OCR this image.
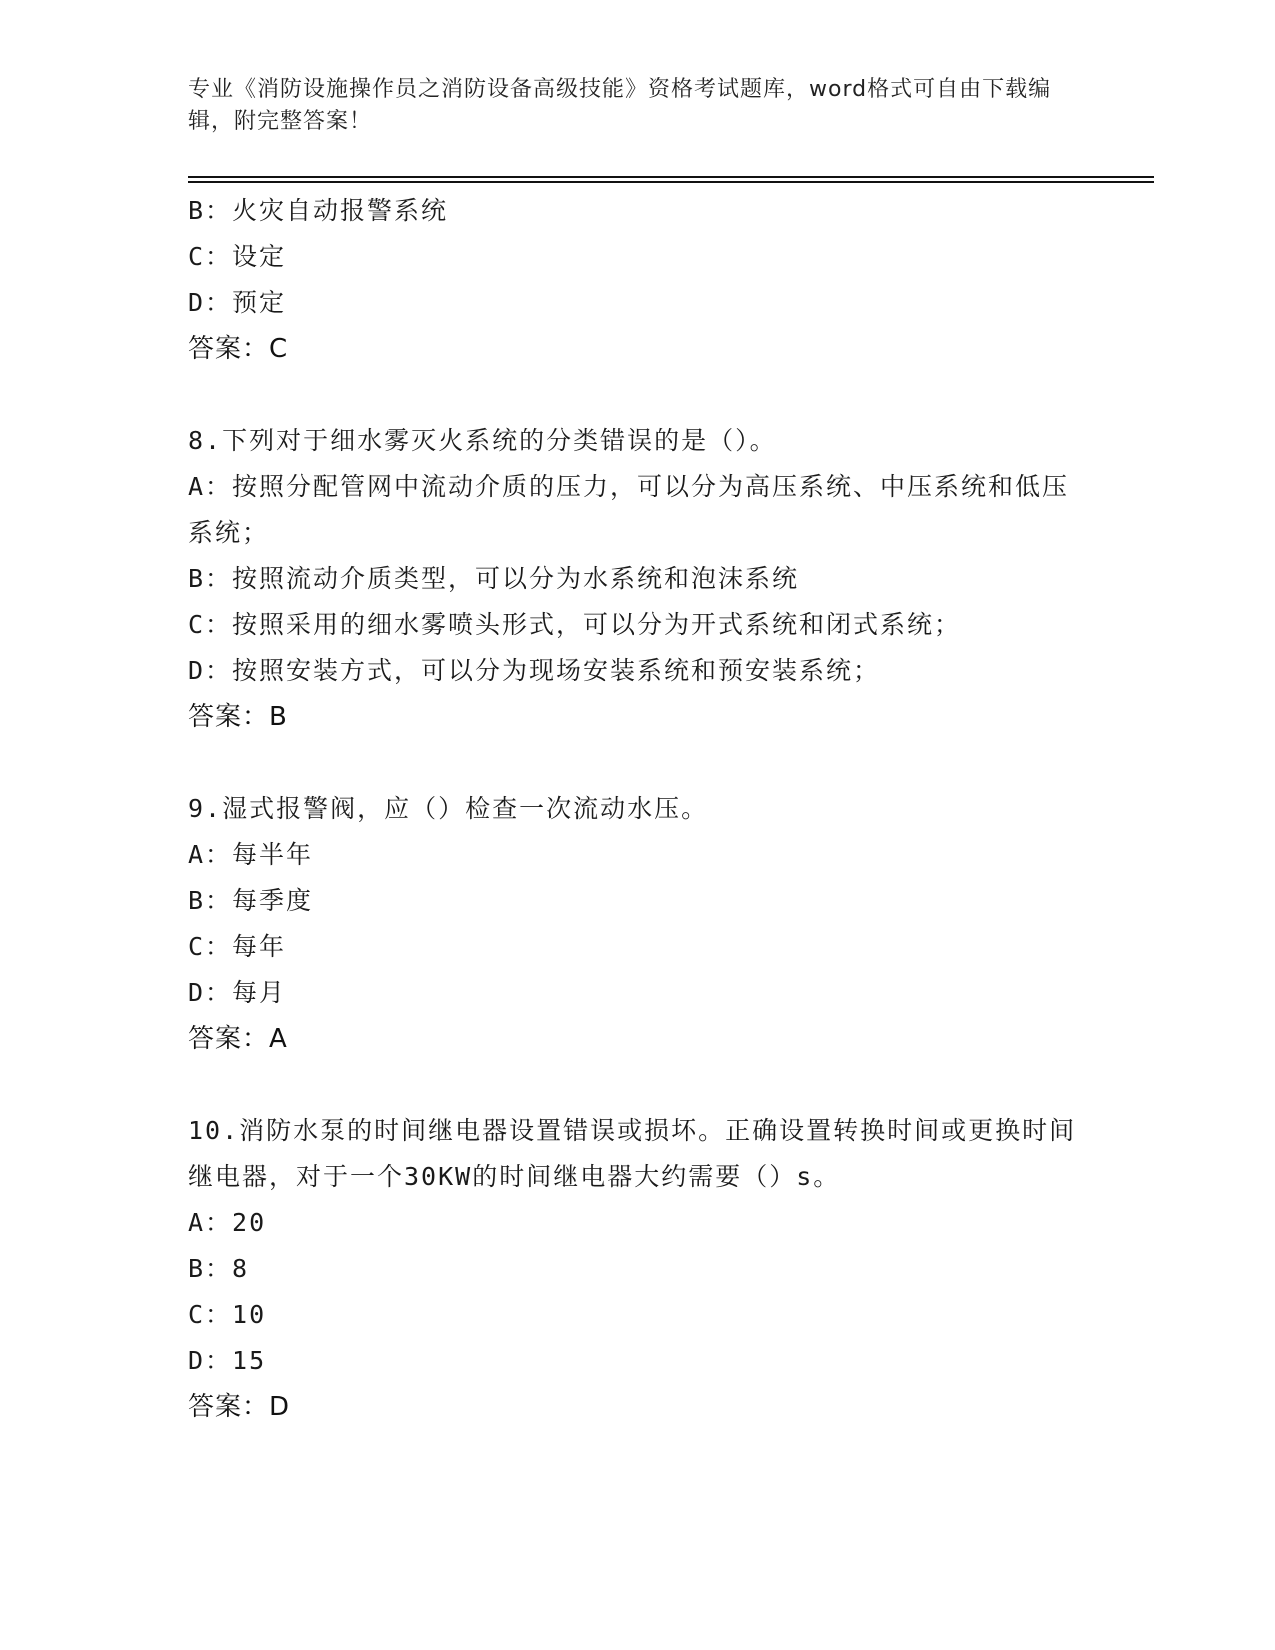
专业《消防设施操作员之消防设备高级技能》资格考试题库，word格式可自由下载编辑，附完整答案！
B：火灾自动报警系统
C：设定
D：预定
答案：C
8.下列对于细水雾灭火系统的分类错误的是（）。
A：按照分配管网中流动介质的压力，可以分为高压系统、中压系统和低压系统；
B：按照流动介质类型，可以分为水系统和泡沫系统
C：按照采用的细水雾喷头形式，可以分为开式系统和闭式系统；
D：按照安装方式，可以分为现场安装系统和预安装系统；
答案：B
9.湿式报警阀，应（）检查一次流动水压。
A：每半年
B：每季度
C：每年
D：每月
答案：A
10.消防水泵的时间继电器设置错误或损坏。正确设置转换时间或更换时间继电器，对于一个30KW的时间继电器大约需要（）s。
A：20
B：8
C：10
D：15
答案：D
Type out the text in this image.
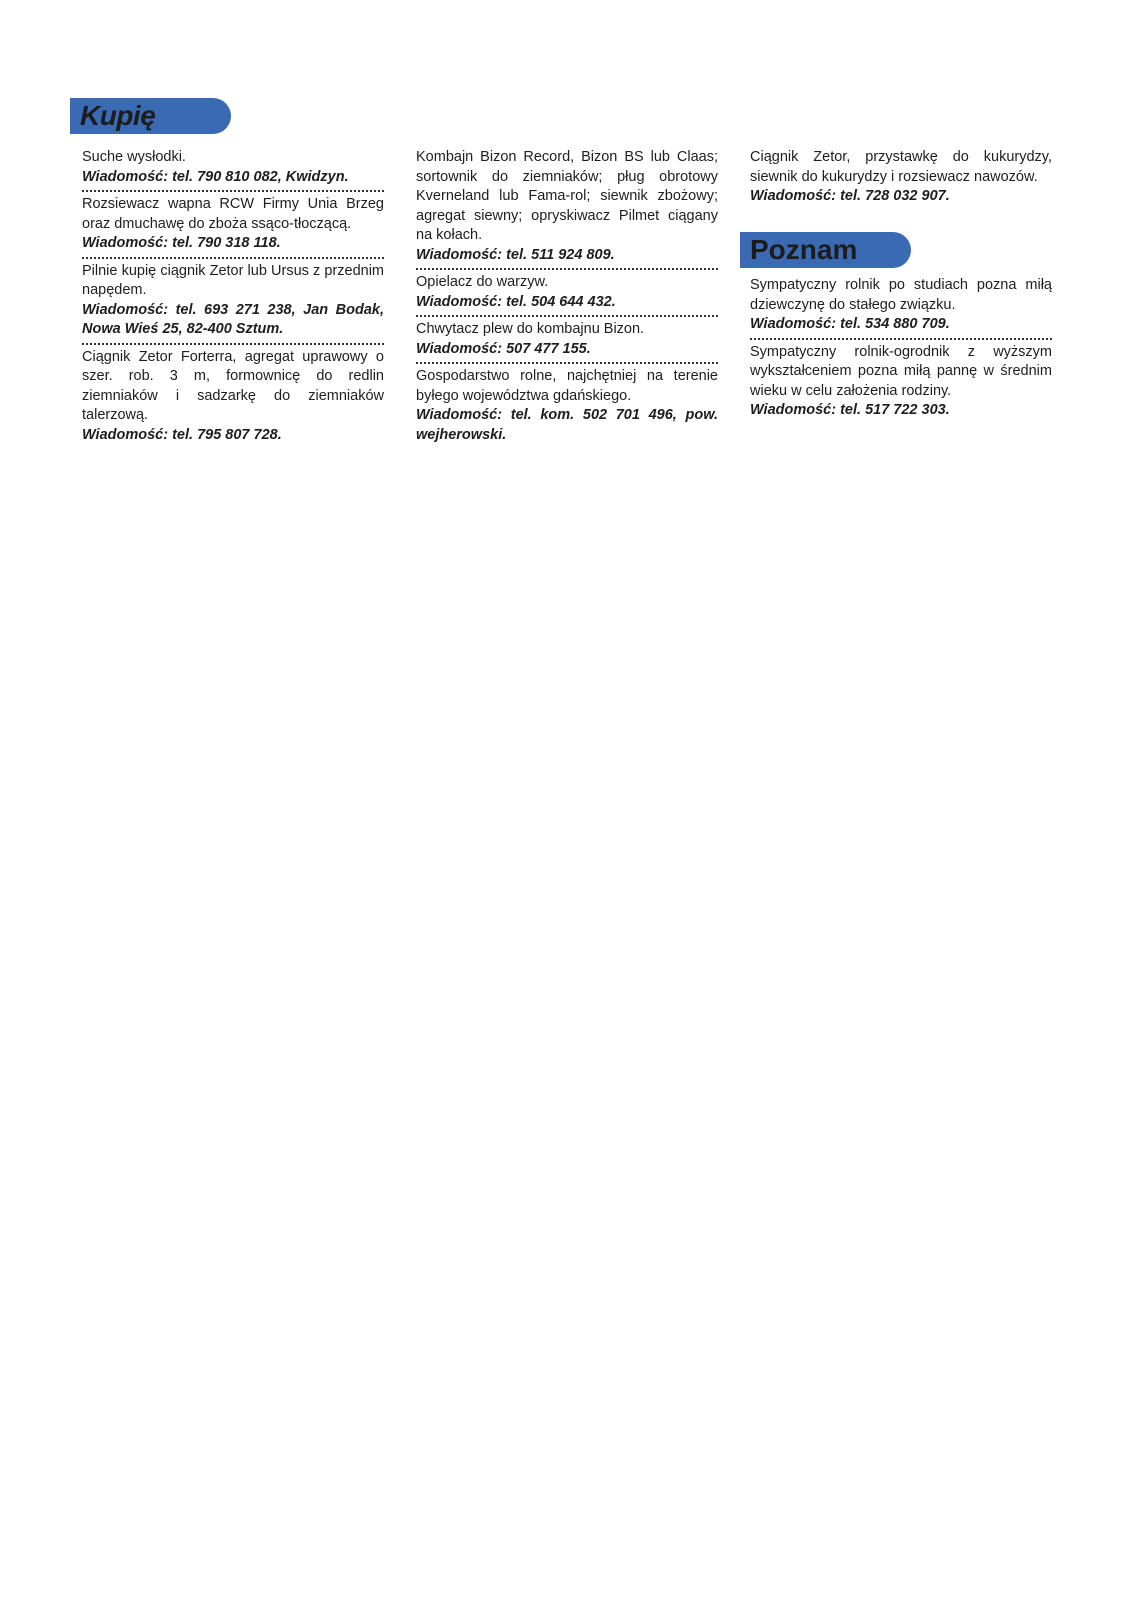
Kupię
Suche wysłodki.
Wiadomość: tel. 790 810 082, Kwidzyn.
Rozsiewacz wapna RCW Firmy Unia Brzeg oraz dmuchawę do zboża ssąco-tłoczącą.
Wiadomość: tel. 790 318 118.
Pilnie kupię ciągnik Zetor lub Ursus z przednim napędem.
Wiadomość: tel. 693 271 238, Jan Bodak, Nowa Wieś 25, 82-400 Sztum.
Ciągnik Zetor Forterra, agregat uprawowy o szer. rob. 3 m, formownicę do redlin ziemniaków i sadzarkę do ziemniaków talerzową.
Wiadomość: tel. 795 807 728.
Kombajn Bizon Record, Bizon BS lub Claas; sortownik do ziemniaków; pług obrotowy Kverneland lub Fama-rol; siewnik zbożowy; agregat siewny; opryskiwacz Pilmet ciągany na kołach.
Wiadomość: tel. 511 924 809.
Opielacz do warzyw.
Wiadomość: tel. 504 644 432.
Chwytacz plew do kombajnu Bizon.
Wiadomość: 507 477 155.
Gospodarstwo rolne, najchętniej na terenie byłego województwa gdańskiego.
Wiadomość: tel. kom. 502 701 496, pow. wejherowski.
Ciągnik Zetor, przystawkę do kukurydzy, siewnik do kukurydzy i rozsiewacz nawozów.
Wiadomość: tel. 728 032 907.
Poznam
Sympatyczny rolnik po studiach pozna miłą dziewczynę do stałego związku.
Wiadomość: tel. 534 880 709.
Sympatyczny rolnik-ogrodnik z wyższym wykształceniem pozna miłą pannę w średnim wieku w celu założenia rodziny.
Wiadomość: tel. 517 722 303.
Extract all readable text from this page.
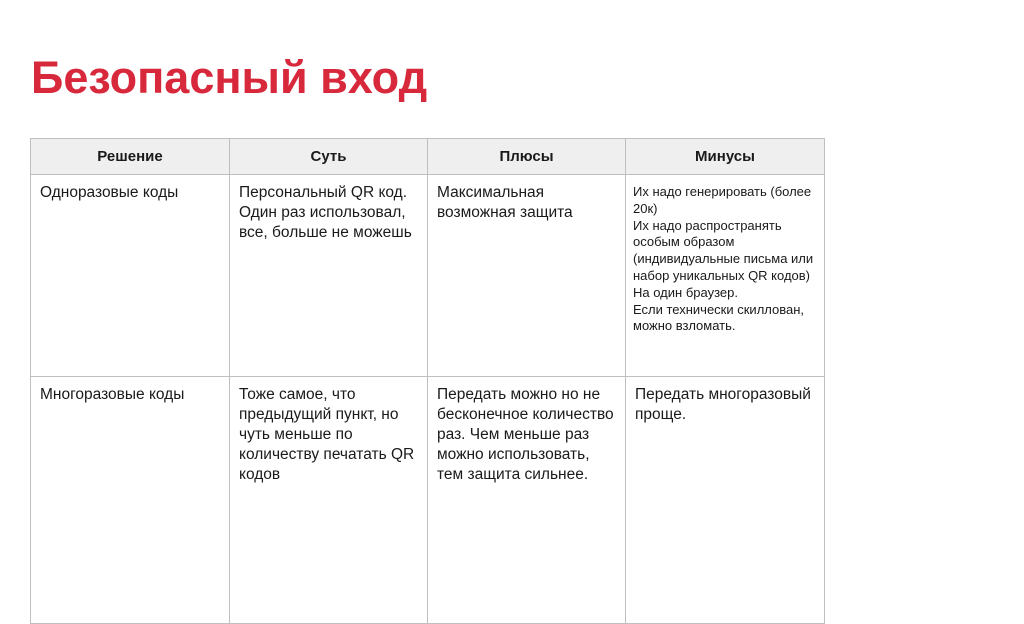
Безопасный вход
Решение	Суть	Плюсы	Минусы
Одноразовые коды	Персональный QR код. Один раз использовал, все, больше не можешь	Максимальная возможная защита	Их надо генерировать (более 20к)
Их надо распространять особым образом (индивидуальные письма или набор уникальных QR кодов)
На один браузер.
Если технически скиллован, можно взломать.

Многоразовые коды	Тоже самое, что предыдущий пункт, но чуть меньше по количеству печатать QR кодов	Передать можно но не бесконечное количество раз. Чем меньше раз можно использовать, тем защита сильнее.	Передать многоразовый проще.
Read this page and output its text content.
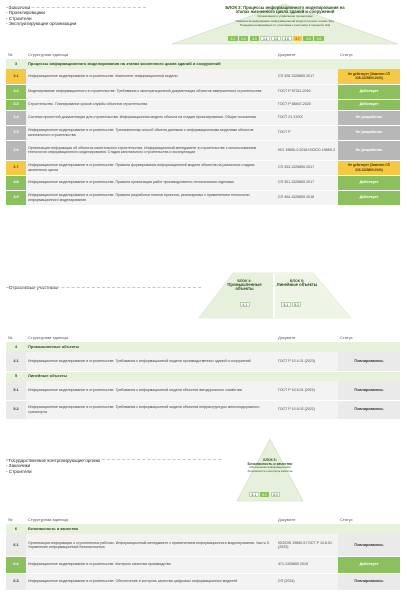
- Заказчики
- Проектировщики
- Строители
- Эксплуатирующие организации
БЛОК 3: Процессы информационного моделирования на этапах жизненного цикла зданий и сооружений
Организация и управление процессами
Правила формирования информационной модели на всех этапах ЖЦ,
Передача информации от участника к участнику в процессе ЖЦ
3.1	3.2	3.3	3.4	3.5	3.6	3.7	3.8	3.9
№	Структурная единица	Документ	Статус
3	Процессы информационного моделирования на этапах жизненного цикла зданий и сооружений		
3.1	Информационное моделирование в строительстве. Компонент информационной модели	СП 328.1325800.2017	Не действует (Заменен СП 328.1325800.2020)
3.2	Моделирование информационного в строительстве. Требования к эксплуатационной документации объектов завершенного строительства	ГОСТ Р 57311-2016	Действует
3.3	Строительство. Планирование сроков службы объектов строительства	ГОСТ Р 58407-2020	Действует
3.4	Система проектной документации для строительства. Информационная модель объекта на стадии проектирования. Общие положения	ГОСТ 21.XXXX	Не разработан
3.5	Информационное моделирование в строительстве. Трехэкземпляр способ обмена данными с информационными моделями объектов капитального строительства	ГОСТ Р	Не разработан
3.6	Организация информации об объектах капитального строительства. Информационный менеджмент в строительстве с использованием технологии информационного моделирования. Стадия капитального строительства и эксплуатации	ISO 19650-2:2018 ISO/CD 19650-3	Не разработан
3.7	Информационное моделирование в строительстве. Правила формирования информационной модели объектов на различных стадиях жизненного цикла	СП 333.1325800.2017	Не действует (Заменен СП 333.1325800.2020)
3.8	Информационное моделирование в строительстве. Правила организации работ производственно-техническими отделами	СП 301.1325800.2017	Действует
3.9	Информационное моделирование в строительстве. Правила разработки планов проектов, реализуемых с применением технологии информационного моделирования	СП 404.1325800.2018	Действует
- Отраслевые участники
БЛОК 4:
Промышленные объекты
БЛОК 5:
Линейные объекты
4.1	5.1	5.2
№	Структурная единица	Документ	Статус
4	Промышленные объекты		
4.1	Информационное моделирование в строительстве. Требования к информационной модели производственных зданий и сооружений	ГОСТ Р 10.4.01 (2023)	Планировалось
5	Линейные объекты		
5.1	Информационное моделирование в строительстве. Требования к информационной модели объектов автодорожного хозяйства	ГОСТ Р 10.5.01 (2022)	Планировалось
5.2	Информационное моделирование в строительстве. Требования к информационной модели объектов инфраструктуры железнодорожного транспорта	ГОСТ Р 10.5.02 (2022)	Планировалось
- Государственные контролирующие органы
- Заказчики
- Строители
БЛОК 6:
Безопасность и качество
Обеспечение информационной безопасности и контроль качества
6.1	6.2	6.3
№	Структурная единица	Документ	Статус
6	Безопасность и качество		
6.1	Организация информации о строительных работах. Информационный менеджмент с применением информационного моделирования. Часть 5. Управление информационной безопасностью	ISO/DIS 19650-5 ГОСТ Р 10.6.01 (2023)	Планировалось
6.2	Информационное моделирование в строительстве. Контроль качества производства	471.1325800.2019	Действует
6.3	Информационное моделирование в строительстве. Обеспечение и контроль качества цифровых информационных моделей	СП (2024)	Планировалось
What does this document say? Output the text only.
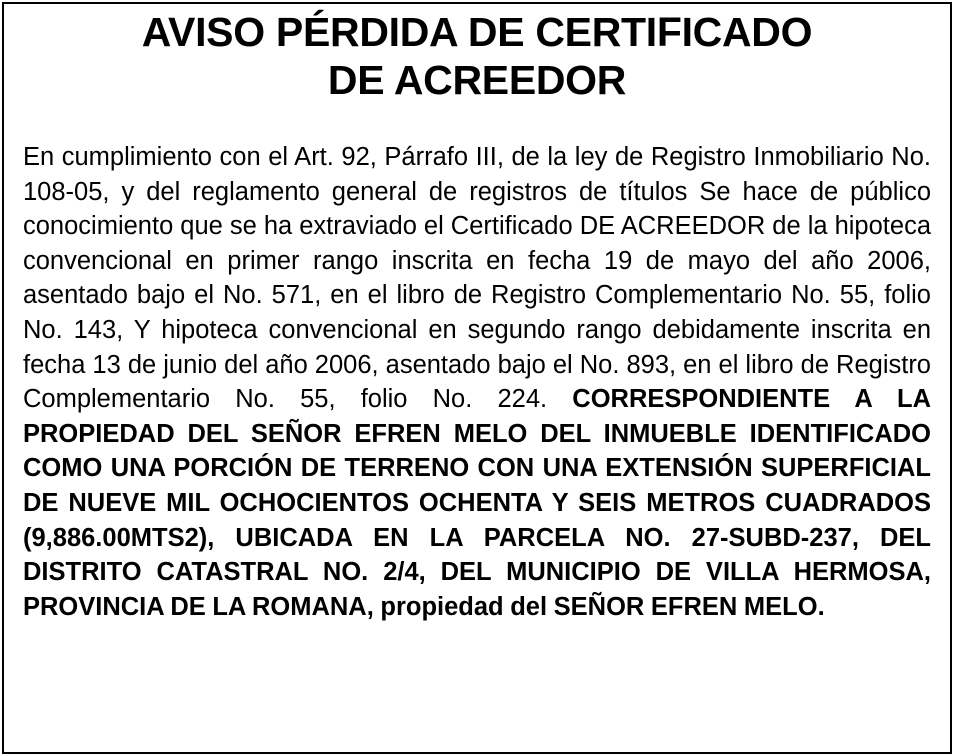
AVISO PÉRDIDA DE CERTIFICADO
DE ACREEDOR

En cumplimiento con el Art. 92, Párrafo III, de la ley de Registro Inmobiliario No. 108-05, y del reglamento general de registros de títulos Se hace de público conocimiento que se ha extraviado el Certificado DE ACREEDOR de la hipoteca convencional en primer rango inscrita en fecha 19 de mayo del año 2006, asentado bajo el No. 571, en el libro de Registro Complementario No. 55, folio No. 143, Y hipoteca convencional en segundo rango debidamente inscrita en fecha 13 de junio del año 2006, asentado bajo el No. 893, en el libro de Registro Complementario No. 55, folio No. 224. CORRESPONDIENTE A LA PROPIEDAD DEL SEÑOR EFREN MELO DEL INMUEBLE IDENTIFICADO COMO UNA PORCIÓN DE TERRENO CON UNA EXTENSIÓN SUPERFICIAL DE NUEVE MIL OCHOCIENTOS OCHENTA Y SEIS METROS CUADRADOS (9,886.00MTS2), UBICADA EN LA PARCELA NO. 27-SUBD-237, DEL DISTRITO CATASTRAL NO. 2/4, DEL MUNICIPIO DE VILLA HERMOSA, PROVINCIA DE LA ROMANA, propiedad del SEÑOR EFREN MELO.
========================================
• [What the task asks]:
Report every line in the data above in which the word "miłą" appears.

• [Right answer]:
Sympatyczny rolnik po studiach pozna miłą dziewczynę do stałego związku.
Sympatyczny rolnik-ogrodnik z wyższym wykształceniem pozna miłą pannę w średnim wieku w celu założenia rodziny.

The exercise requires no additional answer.